* START DATA LISTING *

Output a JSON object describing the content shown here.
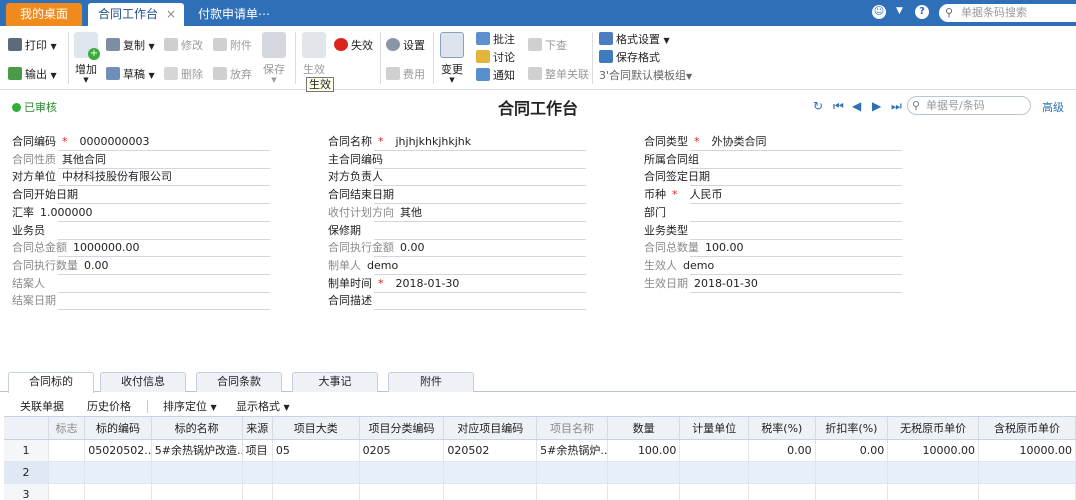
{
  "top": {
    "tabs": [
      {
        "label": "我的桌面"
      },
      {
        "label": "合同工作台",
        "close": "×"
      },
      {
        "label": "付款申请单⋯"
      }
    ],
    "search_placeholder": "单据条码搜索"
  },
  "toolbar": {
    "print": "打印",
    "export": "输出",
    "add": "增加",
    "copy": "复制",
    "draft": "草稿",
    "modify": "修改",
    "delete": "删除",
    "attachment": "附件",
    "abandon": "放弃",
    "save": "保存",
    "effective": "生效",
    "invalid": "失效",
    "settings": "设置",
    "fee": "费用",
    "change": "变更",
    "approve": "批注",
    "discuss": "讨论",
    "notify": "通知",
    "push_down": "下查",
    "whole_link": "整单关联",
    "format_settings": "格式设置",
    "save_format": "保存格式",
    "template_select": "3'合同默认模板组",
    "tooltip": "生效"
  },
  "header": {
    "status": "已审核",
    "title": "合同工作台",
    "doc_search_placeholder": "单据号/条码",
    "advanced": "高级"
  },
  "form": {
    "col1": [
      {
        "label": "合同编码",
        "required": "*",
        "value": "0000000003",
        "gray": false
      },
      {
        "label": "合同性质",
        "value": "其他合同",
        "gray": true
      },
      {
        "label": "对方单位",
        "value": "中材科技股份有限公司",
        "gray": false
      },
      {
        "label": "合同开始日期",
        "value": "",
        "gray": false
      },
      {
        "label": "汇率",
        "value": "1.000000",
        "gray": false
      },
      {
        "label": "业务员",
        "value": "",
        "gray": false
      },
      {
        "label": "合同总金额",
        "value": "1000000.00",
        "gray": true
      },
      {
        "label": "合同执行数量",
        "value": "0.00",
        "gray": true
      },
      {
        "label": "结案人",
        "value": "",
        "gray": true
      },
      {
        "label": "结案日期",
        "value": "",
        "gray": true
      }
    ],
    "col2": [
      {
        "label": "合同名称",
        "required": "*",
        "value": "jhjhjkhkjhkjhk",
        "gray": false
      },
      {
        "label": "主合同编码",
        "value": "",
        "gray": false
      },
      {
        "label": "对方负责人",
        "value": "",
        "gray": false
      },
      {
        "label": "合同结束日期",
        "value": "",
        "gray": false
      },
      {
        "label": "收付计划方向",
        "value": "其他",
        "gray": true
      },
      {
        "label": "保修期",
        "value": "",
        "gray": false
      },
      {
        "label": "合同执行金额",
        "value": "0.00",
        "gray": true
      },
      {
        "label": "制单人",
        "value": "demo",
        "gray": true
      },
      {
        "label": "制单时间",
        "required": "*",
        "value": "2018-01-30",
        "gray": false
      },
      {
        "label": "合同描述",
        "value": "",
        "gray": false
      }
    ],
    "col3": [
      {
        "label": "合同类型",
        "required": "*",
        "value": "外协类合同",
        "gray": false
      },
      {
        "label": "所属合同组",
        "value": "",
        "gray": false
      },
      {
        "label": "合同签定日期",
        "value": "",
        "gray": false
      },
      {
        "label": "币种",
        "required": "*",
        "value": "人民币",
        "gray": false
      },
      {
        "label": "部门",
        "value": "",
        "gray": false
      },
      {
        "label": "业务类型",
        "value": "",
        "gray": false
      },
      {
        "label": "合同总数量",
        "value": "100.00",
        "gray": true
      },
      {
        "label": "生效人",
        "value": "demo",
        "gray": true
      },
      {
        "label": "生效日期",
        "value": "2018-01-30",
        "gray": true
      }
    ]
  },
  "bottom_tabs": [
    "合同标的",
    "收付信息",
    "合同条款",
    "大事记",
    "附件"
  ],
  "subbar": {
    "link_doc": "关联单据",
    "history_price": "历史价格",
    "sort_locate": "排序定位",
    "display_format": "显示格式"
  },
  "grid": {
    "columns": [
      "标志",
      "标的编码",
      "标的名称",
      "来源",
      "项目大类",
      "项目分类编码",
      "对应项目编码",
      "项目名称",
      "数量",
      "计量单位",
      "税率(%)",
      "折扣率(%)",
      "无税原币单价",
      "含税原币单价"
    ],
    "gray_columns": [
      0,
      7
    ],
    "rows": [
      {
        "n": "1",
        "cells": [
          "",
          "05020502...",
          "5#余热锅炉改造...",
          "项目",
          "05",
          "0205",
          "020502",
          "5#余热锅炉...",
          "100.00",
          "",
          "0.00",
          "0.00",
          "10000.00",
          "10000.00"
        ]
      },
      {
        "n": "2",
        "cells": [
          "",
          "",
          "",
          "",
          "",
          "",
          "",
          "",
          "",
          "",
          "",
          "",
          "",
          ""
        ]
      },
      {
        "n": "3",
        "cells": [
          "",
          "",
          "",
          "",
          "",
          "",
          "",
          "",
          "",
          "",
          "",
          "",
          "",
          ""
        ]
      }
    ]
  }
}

* END DATA LISTING *

Restate the records above in full, word for word. Keep pictures out.

Output a JSON object describing the content shown here.
{
  "top": {
    "tabs": [
      {
        "label": "我的桌面"
      },
      {
        "label": "合同工作台",
        "close": "×"
      },
      {
        "label": "付款申请单⋯"
      }
    ],
    "search_placeholder": "单据条码搜索"
  },
  "toolbar": {
    "print": "打印",
    "export": "输出",
    "add": "增加",
    "copy": "复制",
    "draft": "草稿",
    "modify": "修改",
    "delete": "删除",
    "attachment": "附件",
    "abandon": "放弃",
    "save": "保存",
    "effective": "生效",
    "invalid": "失效",
    "settings": "设置",
    "fee": "费用",
    "change": "变更",
    "approve": "批注",
    "discuss": "讨论",
    "notify": "通知",
    "push_down": "下查",
    "whole_link": "整单关联",
    "format_settings": "格式设置",
    "save_format": "保存格式",
    "template_select": "3'合同默认模板组",
    "tooltip": "生效"
  },
  "header": {
    "status": "已审核",
    "title": "合同工作台",
    "doc_search_placeholder": "单据号/条码",
    "advanced": "高级"
  },
  "form": {
    "col1": [
      {
        "label": "合同编码",
        "required": "*",
        "value": "0000000003",
        "gray": false
      },
      {
        "label": "合同性质",
        "value": "其他合同",
        "gray": true
      },
      {
        "label": "对方单位",
        "value": "中材科技股份有限公司",
        "gray": false
      },
      {
        "label": "合同开始日期",
        "value": "",
        "gray": false
      },
      {
        "label": "汇率",
        "value": "1.000000",
        "gray": false
      },
      {
        "label": "业务员",
        "value": "",
        "gray": false
      },
      {
        "label": "合同总金额",
        "value": "1000000.00",
        "gray": true
      },
      {
        "label": "合同执行数量",
        "value": "0.00",
        "gray": true
      },
      {
        "label": "结案人",
        "value": "",
        "gray": true
      },
      {
        "label": "结案日期",
        "value": "",
        "gray": true
      }
    ],
    "col2": [
      {
        "label": "合同名称",
        "required": "*",
        "value": "jhjhjkhkjhkjhk",
        "gray": false
      },
      {
        "label": "主合同编码",
        "value": "",
        "gray": false
      },
      {
        "label": "对方负责人",
        "value": "",
        "gray": false
      },
      {
        "label": "合同结束日期",
        "value": "",
        "gray": false
      },
      {
        "label": "收付计划方向",
        "value": "其他",
        "gray": true
      },
      {
        "label": "保修期",
        "value": "",
        "gray": false
      },
      {
        "label": "合同执行金额",
        "value": "0.00",
        "gray": true
      },
      {
        "label": "制单人",
        "value": "demo",
        "gray": true
      },
      {
        "label": "制单时间",
        "required": "*",
        "value": "2018-01-30",
        "gray": false
      },
      {
        "label": "合同描述",
        "value": "",
        "gray": false
      }
    ],
    "col3": [
      {
        "label": "合同类型",
        "required": "*",
        "value": "外协类合同",
        "gray": false
      },
      {
        "label": "所属合同组",
        "value": "",
        "gray": false
      },
      {
        "label": "合同签定日期",
        "value": "",
        "gray": false
      },
      {
        "label": "币种",
        "required": "*",
        "value": "人民币",
        "gray": false
      },
      {
        "label": "部门",
        "value": "",
        "gray": false
      },
      {
        "label": "业务类型",
        "value": "",
        "gray": false
      },
      {
        "label": "合同总数量",
        "value": "100.00",
        "gray": true
      },
      {
        "label": "生效人",
        "value": "demo",
        "gray": true
      },
      {
        "label": "生效日期",
        "value": "2018-01-30",
        "gray": true
      }
    ]
  },
  "bottom_tabs": [
    "合同标的",
    "收付信息",
    "合同条款",
    "大事记",
    "附件"
  ],
  "subbar": {
    "link_doc": "关联单据",
    "history_price": "历史价格",
    "sort_locate": "排序定位",
    "display_format": "显示格式"
  },
  "grid": {
    "columns": [
      "标志",
      "标的编码",
      "标的名称",
      "来源",
      "项目大类",
      "项目分类编码",
      "对应项目编码",
      "项目名称",
      "数量",
      "计量单位",
      "税率(%)",
      "折扣率(%)",
      "无税原币单价",
      "含税原币单价"
    ],
    "gray_columns": [
      0,
      7
    ],
    "rows": [
      {
        "n": "1",
        "cells": [
          "",
          "05020502...",
          "5#余热锅炉改造...",
          "项目",
          "05",
          "0205",
          "020502",
          "5#余热锅炉...",
          "100.00",
          "",
          "0.00",
          "0.00",
          "10000.00",
          "10000.00"
        ]
      },
      {
        "n": "2",
        "cells": [
          "",
          "",
          "",
          "",
          "",
          "",
          "",
          "",
          "",
          "",
          "",
          "",
          "",
          ""
        ]
      },
      {
        "n": "3",
        "cells": [
          "",
          "",
          "",
          "",
          "",
          "",
          "",
          "",
          "",
          "",
          "",
          "",
          "",
          ""
        ]
      }
    ]
  }
}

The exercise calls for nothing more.